▸ TASK 1
According to the blog post on icon painting, who usually flanks Jesus when He is shown enthroned in Glory?
▸ TASK 2
Continue the blog post on icon painting, starting after its last sentence.

----- SOURCE EXTRACT

May our life be filled with God’s light and peace, and may we be granted the restorative vision of the mysterious Diaphany by which the universal Christ illumines the unique and higher substance of things. May the Sacred Heart of Jesus draw us ever closer to the divine centre of all creation ! AMEN

Wednesday 13 July 2011

Our Lady, St John the Baptist... today's developments!

I am not yet of a mind how to include Our Lady's Immaculate Heart. I would like to, as it is intimately connected to the Sacred Heart, but there is a question of aesthetics, will it look right? Let's see if I get some inspiration! Such symbols don't usually appear in classical Byzantine iconography. 


When Jesus is shown enthroned in Glory, He is usually flanked by Our Lady and St John the Baptist, who represent the New and Old dispensations. John bears witness as the last of the prophets to Jesus, the Lamb of God who takes away the sins of the world, which takes us to the very centre of what it means for us to encounter God's love as known in Jesus.

----------
----- DATA

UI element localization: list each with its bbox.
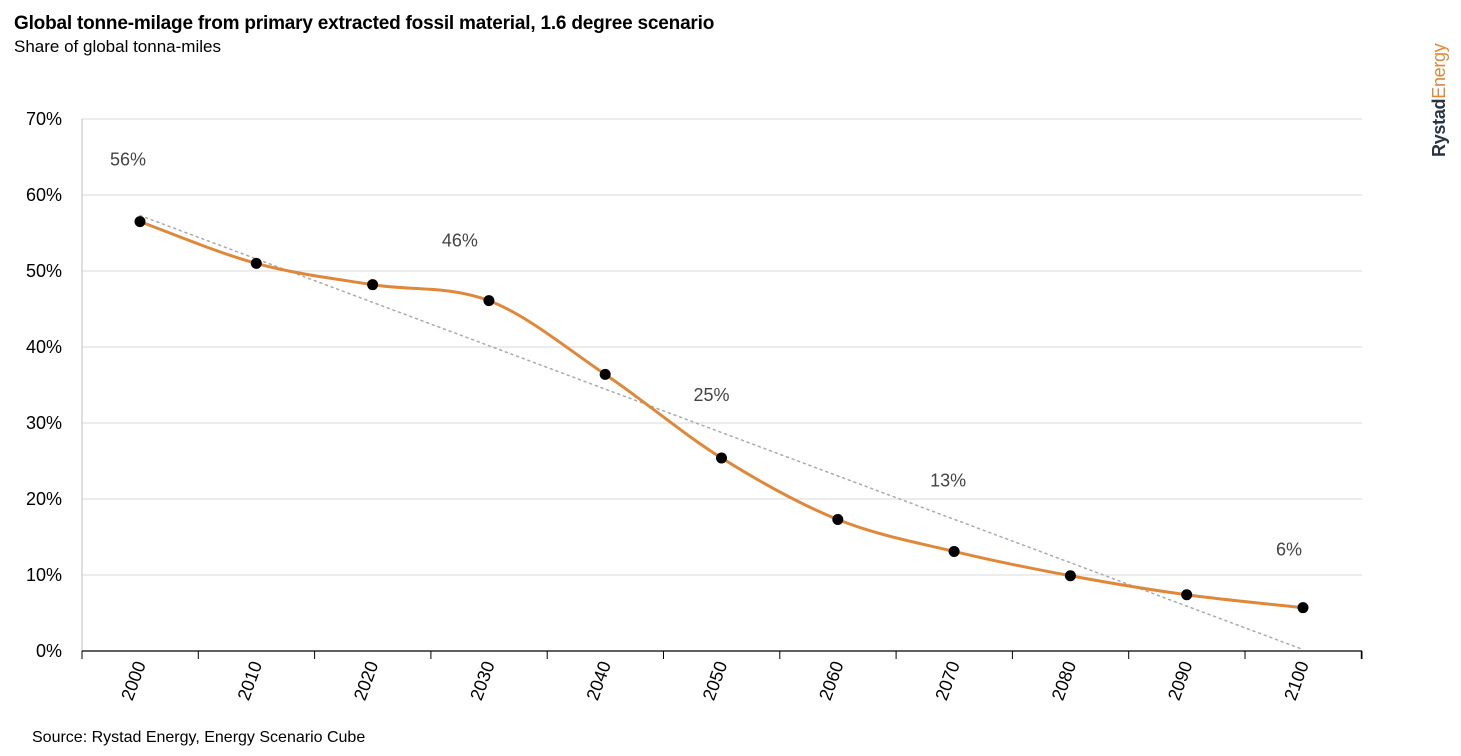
chart-subtitle: Share of global tonna-miles <box>14 37 221 56</box>
data-point-2080 <box>1064 570 1076 582</box>
trendline-layer <box>139 214 1304 651</box>
source-note: Source: Rystad Energy, Energy Scenario C… <box>32 729 366 746</box>
x-tick-label: 2070 <box>931 659 963 703</box>
x-tick-label: 2060 <box>815 659 847 703</box>
data-label-2050: 25% <box>693 385 729 405</box>
data-label-2070: 13% <box>930 470 966 490</box>
data-point-2040 <box>599 368 611 380</box>
y-tick-label: 50% <box>26 261 62 281</box>
y-tick-label: 0% <box>36 641 62 661</box>
data-labels: 56% 46% 25% 13% 6% <box>110 150 1302 560</box>
x-tick-label: 2040 <box>582 659 614 703</box>
data-point-2000 <box>134 216 146 228</box>
y-tick-label: 60% <box>26 185 62 205</box>
data-point-2020 <box>367 279 379 291</box>
gridlines <box>82 118 1362 576</box>
y-tick-label: 30% <box>26 413 62 433</box>
x-tick-label: 2090 <box>1164 659 1196 703</box>
data-point-2100 <box>1297 602 1309 614</box>
series-line <box>138 220 1305 610</box>
data-point-2030 <box>483 295 495 307</box>
y-tick-label: 10% <box>26 565 62 585</box>
data-point-2060 <box>832 514 844 526</box>
data-label-2000: 56% <box>110 150 146 170</box>
data-points <box>134 216 1309 614</box>
x-tick-label: 2010 <box>234 659 266 703</box>
y-tick-label: 40% <box>26 337 62 357</box>
y-tick-label: 20% <box>26 489 62 509</box>
axes: 0% 10% 20% 30% 40% 50% 60% 70% 2000 2010 2020 2030 2… <box>26 109 1363 703</box>
data-label-2030: 46% <box>442 231 478 251</box>
data-label-2100: 6% <box>1276 540 1302 560</box>
trendline <box>139 214 1304 651</box>
data-point-2070 <box>948 545 960 557</box>
series-line-layer <box>138 220 1305 610</box>
data-point-2090 <box>1181 589 1193 601</box>
y-tick-label: 70% <box>26 109 62 129</box>
x-tick-label: 2050 <box>699 659 731 703</box>
x-tick-label: 2100 <box>1280 659 1312 703</box>
x-tick-label: 2080 <box>1048 659 1080 703</box>
data-point-2010 <box>250 257 262 269</box>
x-tick-label: 2030 <box>466 659 498 703</box>
data-point-2050 <box>716 452 727 464</box>
x-tick-label: 2020 <box>350 659 382 703</box>
chart-title: Global tonne-milage from primary extract… <box>14 13 715 34</box>
x-tick-label: 2000 <box>117 659 149 703</box>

----------

▸ WRITTEN REPLY 1
Our Lady and St John the Baptist.

▸ WRITTEN REPLY 2
You will notice that I have done some more work on the red nimbus, adding a darker centre. Without this the shape was too dominant, overshadowing the figure of Jesus rather than drawing our eye to Him and His Sacred Heart. The heart isn't finished yet, and will be worked on further. However, so far I have been working to develop a sense of illumination and transparency. 

Tuesday 12 July 2011

First attempts at the Sacred Heart




CLICK ON IMAGE TO ENLARGE.

The red mandorla


Ian, as a looked at these latest pictures of the icon this morning the words from Teilhard's famous Mass on the World (READ FULL TEXT HERE) flashed into my mind! The swirling red mandorla really captures the fire of the Sacred Heart. As I think about the design it seems that you have elegantly and simply 'de-constructed' the Sacred Heart image: you have unpacked its underlying theology but also captured its poetry ( if that is the right word!) In brief, you have made the Sacred Heart more open to my heart!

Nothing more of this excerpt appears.